_GIVEN REQUEST 1_.
Answer these questions using the address on Gospel truth and order:
(a) From where does the Word of the Lord go forth?
(b) How many years ago did the churches pass through the contest for Gospel Truth and Order?
(c) What two things does the visible church stand as?
_GIVEN REQUEST 2_. From the address on Gospel truth and order, write out the passage beginning at "The slip-sod construction" and ending at "His own purpose.", word for word.
_GIVEN REQUEST 3_. Pick up the address on Gospel truth and order after its last sentence and carry it on in the same voice.

_TEXT PROVIDED_.
+===+

The slip-sod construction of doctrine and Gospel order among self-styled “Old Baptists,” can never be tolerated under the accurate line which marks well the entering in and going forth of this heavenly sanctuary. The Word of the Lord goes forth from Jerusalem. In marking well what proceeds from the Sanctuary we see the Truth and the Order of the Gospel shine clear as a sunbeam from the heavenly throne. Its glorious light forbids such a loose construction of Zion’s laws that disorder should run riot there. The visible church stands as a temple to the praise and glory of Israel’s God, and as a witness to eternal Truth; and thus the preserving care and the glory of heaven is declared in the holy house, and among the people He has formed for His own purpose.
Beloved Brethren, we meet on this occasion upon the field where twelve years ago our churches passed through the flames of a great heart-rending contest for Gospel Truth and Order. Misrepresentations, outright falsehood, willful slander, and malignant abuse form but a part of what we have endured. Many who were active in that Contest have passed away, the false prophecies of doom indulged in have been almost forgotten, the shafts of slander have fallen harmlessly at our feet.

+===+

_DATA PROVIDED_.
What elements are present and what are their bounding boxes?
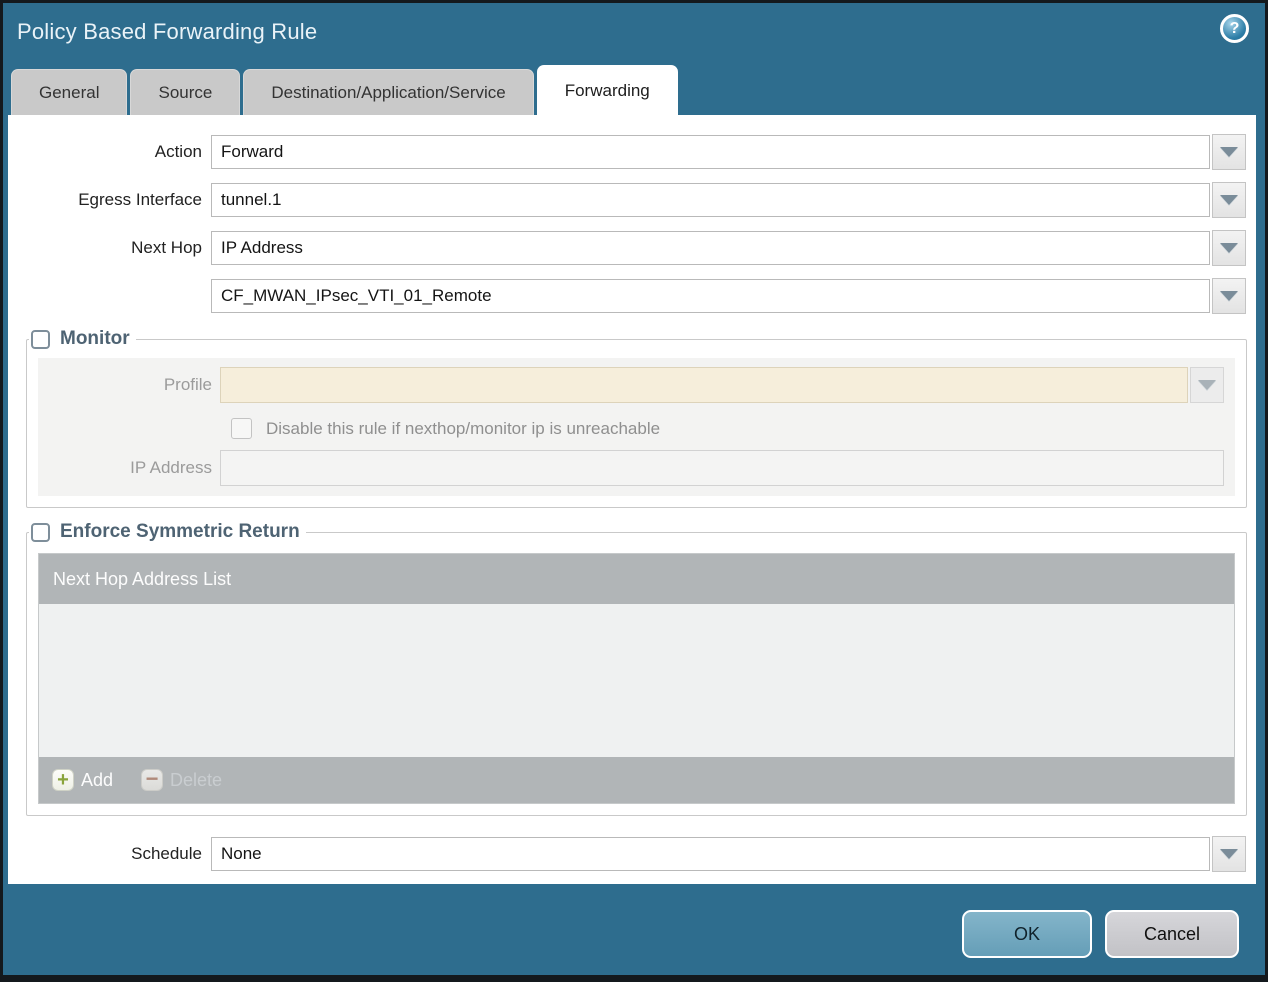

+===+

_WRITTEN RESPONSE 1_.
(a) It goes forth from Jerusalem.
(b) Twelve years ago.
(c) It stands as a temple to the praise and glory of Israel's God and as a witness to eternal Truth.

_WRITTEN RESPONSE 2_.
The slip-sod construction of doctrine and Gospel order among self-styled “Old Baptists,” can never be tolerated under the accurate line which marks well the entering in and going forth of this heavenly sanctuary. The Word of the Lord goes forth from Jerusalem. In marking well what proceeds from the Sanctuary we see the Truth and the Order of the Gospel shine clear as a sunbeam from the heavenly throne. Its glorious light forbids such a loose construction of Zion’s laws that disorder should run riot there. The visible church stands as a temple to the praise and glory of Israel’s God, and as a witness to eternal Truth; and thus the preserving care and the glory of heaven is declared in the holy house, and among the people He has formed for His own purpose.

_WRITTEN RESPONSE 3_.
Upon the same field where these wonderful scenes occurred twelve years ago, we meet again; our churches, by the grace of God, in sweet peace and harmony, and united upon the principles of eternal Truth, uncompromised. A peaceful and quite travel has now marked the course of these churches during these years. Many dear saints who were in the heat of that contest have passed, we confidently believe, to their immortal reward. In their stead others have been raise up as witnesses to the same precious Truth. “There shall be a handful of corn in the earth upon the top of the mountains; the fruit thereof shall shake like Lebanon; and they of that city shall flourish like grass of the earth.” – Psalm 72:16.
We fondly hope that we have met as “a remnant according to the election of grace,” to speak of the same things testified to by our holy brethren at this place in 1889. Our meeting has been, we trust, an heavenly season from the presence of our God. We have been favored with good weather, good order, and a large and attentive congregation has been present. . . .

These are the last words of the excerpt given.